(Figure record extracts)
|---|
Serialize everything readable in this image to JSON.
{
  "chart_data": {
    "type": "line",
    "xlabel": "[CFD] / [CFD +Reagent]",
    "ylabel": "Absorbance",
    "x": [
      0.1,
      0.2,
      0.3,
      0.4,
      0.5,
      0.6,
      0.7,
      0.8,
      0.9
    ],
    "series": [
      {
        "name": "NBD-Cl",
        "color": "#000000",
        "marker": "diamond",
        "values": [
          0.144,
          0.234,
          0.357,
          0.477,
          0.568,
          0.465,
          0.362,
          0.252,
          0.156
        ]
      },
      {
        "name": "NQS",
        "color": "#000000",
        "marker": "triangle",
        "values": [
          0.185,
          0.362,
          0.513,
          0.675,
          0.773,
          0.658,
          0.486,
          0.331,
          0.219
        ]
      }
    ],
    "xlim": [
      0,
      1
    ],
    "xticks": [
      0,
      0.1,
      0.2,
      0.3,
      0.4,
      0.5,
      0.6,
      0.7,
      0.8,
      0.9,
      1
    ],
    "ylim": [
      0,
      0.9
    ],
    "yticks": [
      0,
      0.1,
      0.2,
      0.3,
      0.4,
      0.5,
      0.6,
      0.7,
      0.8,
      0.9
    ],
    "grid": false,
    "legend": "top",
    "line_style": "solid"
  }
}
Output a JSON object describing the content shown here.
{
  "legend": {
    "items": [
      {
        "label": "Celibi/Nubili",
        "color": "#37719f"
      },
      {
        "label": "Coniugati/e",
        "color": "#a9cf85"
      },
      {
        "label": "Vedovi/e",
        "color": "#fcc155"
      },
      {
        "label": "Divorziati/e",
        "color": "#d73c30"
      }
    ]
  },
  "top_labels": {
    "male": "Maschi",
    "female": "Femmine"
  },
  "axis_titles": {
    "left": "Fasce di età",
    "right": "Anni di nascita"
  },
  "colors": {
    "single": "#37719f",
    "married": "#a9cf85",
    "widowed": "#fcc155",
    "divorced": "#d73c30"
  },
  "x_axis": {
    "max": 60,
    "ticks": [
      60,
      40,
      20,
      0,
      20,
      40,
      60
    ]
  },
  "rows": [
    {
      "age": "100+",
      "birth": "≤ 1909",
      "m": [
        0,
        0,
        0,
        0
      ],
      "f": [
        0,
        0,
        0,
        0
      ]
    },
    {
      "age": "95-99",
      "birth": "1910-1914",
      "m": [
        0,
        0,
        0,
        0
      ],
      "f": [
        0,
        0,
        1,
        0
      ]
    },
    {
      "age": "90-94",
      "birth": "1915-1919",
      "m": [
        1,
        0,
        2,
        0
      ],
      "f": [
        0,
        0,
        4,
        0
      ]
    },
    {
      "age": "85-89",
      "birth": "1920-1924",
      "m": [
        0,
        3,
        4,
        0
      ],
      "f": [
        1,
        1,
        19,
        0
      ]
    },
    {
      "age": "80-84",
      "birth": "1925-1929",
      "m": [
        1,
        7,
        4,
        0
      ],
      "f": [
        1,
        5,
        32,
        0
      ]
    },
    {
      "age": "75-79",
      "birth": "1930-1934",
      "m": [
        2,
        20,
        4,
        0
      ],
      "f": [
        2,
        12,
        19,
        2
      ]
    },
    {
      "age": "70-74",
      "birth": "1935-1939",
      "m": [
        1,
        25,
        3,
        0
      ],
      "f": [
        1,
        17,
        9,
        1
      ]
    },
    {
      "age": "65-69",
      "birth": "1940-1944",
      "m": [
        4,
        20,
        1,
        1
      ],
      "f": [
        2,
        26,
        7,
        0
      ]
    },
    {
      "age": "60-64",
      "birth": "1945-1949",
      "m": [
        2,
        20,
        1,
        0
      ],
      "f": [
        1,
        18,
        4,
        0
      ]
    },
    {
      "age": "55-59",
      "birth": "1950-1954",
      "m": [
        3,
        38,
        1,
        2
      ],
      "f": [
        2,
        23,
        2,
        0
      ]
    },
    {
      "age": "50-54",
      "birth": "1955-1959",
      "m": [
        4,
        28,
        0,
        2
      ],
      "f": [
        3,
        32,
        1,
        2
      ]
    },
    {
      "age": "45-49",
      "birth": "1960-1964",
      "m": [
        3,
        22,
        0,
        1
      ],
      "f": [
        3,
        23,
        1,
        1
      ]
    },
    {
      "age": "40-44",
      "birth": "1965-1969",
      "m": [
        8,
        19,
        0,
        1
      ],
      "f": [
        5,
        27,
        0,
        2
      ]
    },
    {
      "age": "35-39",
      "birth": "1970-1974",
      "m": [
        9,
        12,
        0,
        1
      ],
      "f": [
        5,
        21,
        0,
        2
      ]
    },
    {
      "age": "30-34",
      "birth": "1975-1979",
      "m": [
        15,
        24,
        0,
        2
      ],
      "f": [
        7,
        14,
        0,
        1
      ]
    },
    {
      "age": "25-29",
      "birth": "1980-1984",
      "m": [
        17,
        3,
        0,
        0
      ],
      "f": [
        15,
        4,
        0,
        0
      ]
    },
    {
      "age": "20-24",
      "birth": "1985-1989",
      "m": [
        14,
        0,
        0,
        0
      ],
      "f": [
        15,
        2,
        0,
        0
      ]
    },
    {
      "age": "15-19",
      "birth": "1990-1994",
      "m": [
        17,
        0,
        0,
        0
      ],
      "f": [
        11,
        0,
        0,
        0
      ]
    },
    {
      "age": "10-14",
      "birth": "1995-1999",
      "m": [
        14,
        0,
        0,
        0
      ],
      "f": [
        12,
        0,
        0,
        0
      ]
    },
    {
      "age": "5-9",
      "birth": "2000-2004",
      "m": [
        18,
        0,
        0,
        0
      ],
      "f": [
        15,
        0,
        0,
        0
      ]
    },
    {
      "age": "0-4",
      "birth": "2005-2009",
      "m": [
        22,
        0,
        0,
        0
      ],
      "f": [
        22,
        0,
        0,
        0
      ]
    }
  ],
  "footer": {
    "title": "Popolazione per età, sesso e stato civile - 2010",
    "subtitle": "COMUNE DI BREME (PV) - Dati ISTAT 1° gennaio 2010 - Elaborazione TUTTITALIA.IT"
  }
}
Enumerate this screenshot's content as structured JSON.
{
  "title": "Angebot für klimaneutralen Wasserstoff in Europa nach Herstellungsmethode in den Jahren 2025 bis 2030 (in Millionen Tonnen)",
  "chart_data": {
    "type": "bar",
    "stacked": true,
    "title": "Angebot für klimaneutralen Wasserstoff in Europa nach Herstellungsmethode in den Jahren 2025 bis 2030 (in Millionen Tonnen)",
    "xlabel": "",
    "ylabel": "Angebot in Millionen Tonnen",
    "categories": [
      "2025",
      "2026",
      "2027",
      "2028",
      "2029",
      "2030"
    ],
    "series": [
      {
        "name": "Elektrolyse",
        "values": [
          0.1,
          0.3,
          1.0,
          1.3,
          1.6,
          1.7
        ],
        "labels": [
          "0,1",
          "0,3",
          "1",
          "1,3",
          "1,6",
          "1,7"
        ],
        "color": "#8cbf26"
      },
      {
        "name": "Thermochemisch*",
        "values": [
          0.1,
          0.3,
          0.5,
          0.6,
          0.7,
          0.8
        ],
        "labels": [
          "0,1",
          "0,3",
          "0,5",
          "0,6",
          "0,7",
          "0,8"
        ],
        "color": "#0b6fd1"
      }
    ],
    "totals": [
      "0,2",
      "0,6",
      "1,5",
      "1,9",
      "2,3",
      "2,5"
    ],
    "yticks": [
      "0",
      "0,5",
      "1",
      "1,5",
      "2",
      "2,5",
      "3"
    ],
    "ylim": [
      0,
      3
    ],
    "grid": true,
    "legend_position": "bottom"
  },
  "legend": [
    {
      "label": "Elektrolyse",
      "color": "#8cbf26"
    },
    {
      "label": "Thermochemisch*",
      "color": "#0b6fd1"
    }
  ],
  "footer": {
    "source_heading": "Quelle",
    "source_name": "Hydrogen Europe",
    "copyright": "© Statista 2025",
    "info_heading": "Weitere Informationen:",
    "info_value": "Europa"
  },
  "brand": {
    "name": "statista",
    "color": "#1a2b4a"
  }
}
|---|
TASK PROMPT
Collect each line containing the string "content".

TASK RESULT
Output a JSON object describing the content shown here.
Enumerate this screenshot's content as structured JSON.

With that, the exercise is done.